▶ _Problem statement_
Exclude any images and output the remaining records exactly.

▶ _Given entries_
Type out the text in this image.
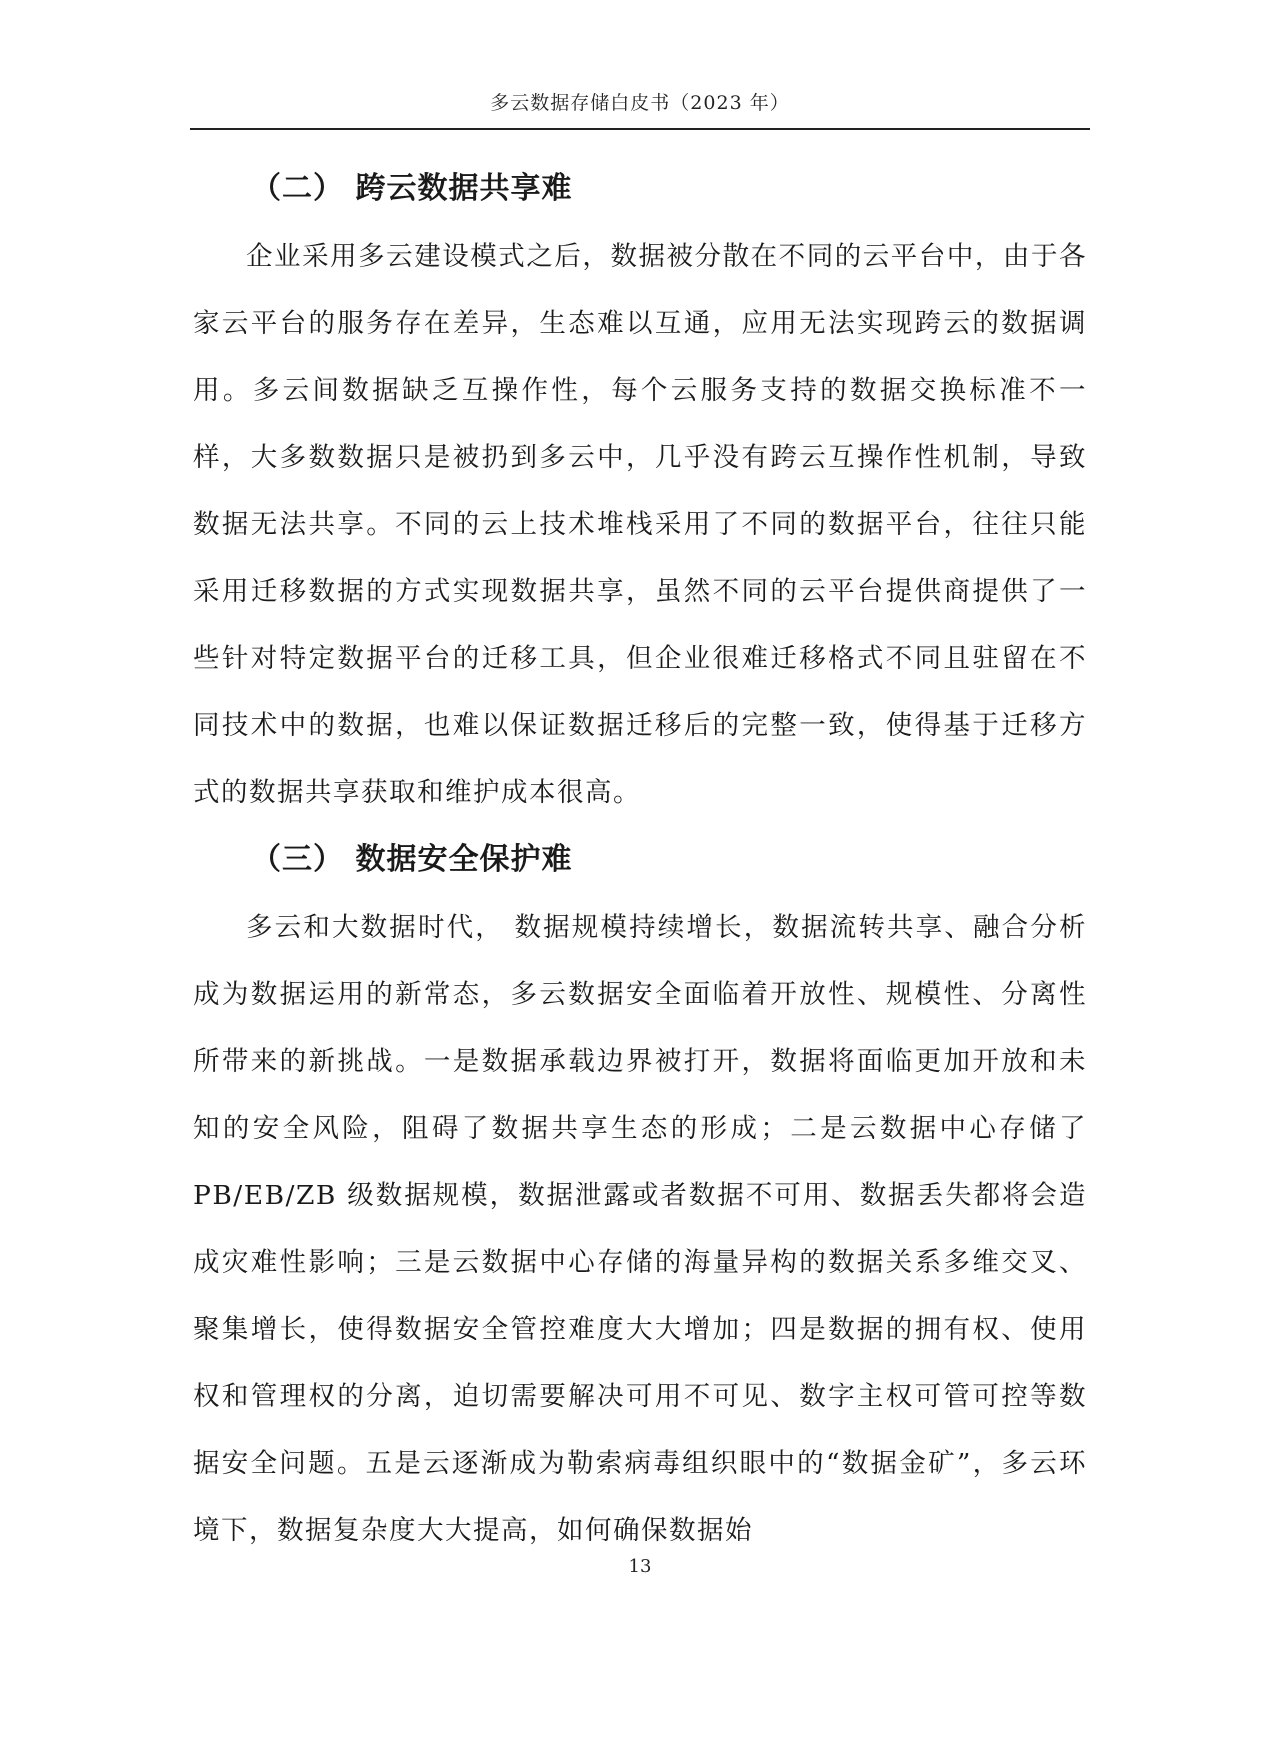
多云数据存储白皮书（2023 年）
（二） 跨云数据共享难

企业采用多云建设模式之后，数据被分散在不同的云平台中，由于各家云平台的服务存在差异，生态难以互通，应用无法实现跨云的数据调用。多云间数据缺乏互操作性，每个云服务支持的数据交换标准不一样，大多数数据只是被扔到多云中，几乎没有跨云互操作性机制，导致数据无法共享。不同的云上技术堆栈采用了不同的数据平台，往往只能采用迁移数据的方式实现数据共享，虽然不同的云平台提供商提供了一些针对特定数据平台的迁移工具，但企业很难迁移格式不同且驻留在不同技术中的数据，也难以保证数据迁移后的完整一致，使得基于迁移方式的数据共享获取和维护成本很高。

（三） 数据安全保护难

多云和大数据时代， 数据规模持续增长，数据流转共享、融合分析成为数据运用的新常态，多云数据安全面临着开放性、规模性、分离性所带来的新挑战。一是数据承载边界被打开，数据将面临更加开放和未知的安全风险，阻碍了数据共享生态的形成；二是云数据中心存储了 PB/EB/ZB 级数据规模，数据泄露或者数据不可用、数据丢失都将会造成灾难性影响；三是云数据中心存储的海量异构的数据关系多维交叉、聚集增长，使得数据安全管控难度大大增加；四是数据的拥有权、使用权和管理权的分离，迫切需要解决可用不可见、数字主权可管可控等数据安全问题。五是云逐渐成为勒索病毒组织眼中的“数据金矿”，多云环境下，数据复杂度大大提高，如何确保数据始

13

▶ _The reply_
Type out the text in this image.
多云数据存储白皮书（2023 年）
（二） 跨云数据共享难

企业采用多云建设模式之后，数据被分散在不同的云平台中，由于各家云平台的服务存在差异，生态难以互通，应用无法实现跨云的数据调用。多云间数据缺乏互操作性，每个云服务支持的数据交换标准不一样，大多数数据只是被扔到多云中，几乎没有跨云互操作性机制，导致数据无法共享。不同的云上技术堆栈采用了不同的数据平台，往往只能采用迁移数据的方式实现数据共享，虽然不同的云平台提供商提供了一些针对特定数据平台的迁移工具，但企业很难迁移格式不同且驻留在不同技术中的数据，也难以保证数据迁移后的完整一致，使得基于迁移方式的数据共享获取和维护成本很高。

（三） 数据安全保护难

多云和大数据时代， 数据规模持续增长，数据流转共享、融合分析成为数据运用的新常态，多云数据安全面临着开放性、规模性、分离性所带来的新挑战。一是数据承载边界被打开，数据将面临更加开放和未知的安全风险，阻碍了数据共享生态的形成；二是云数据中心存储了 PB/EB/ZB 级数据规模，数据泄露或者数据不可用、数据丢失都将会造成灾难性影响；三是云数据中心存储的海量异构的数据关系多维交叉、聚集增长，使得数据安全管控难度大大增加；四是数据的拥有权、使用权和管理权的分离，迫切需要解决可用不可见、数字主权可管可控等数据安全问题。五是云逐渐成为勒索病毒组织眼中的“数据金矿”，多云环境下，数据复杂度大大提高，如何确保数据始

13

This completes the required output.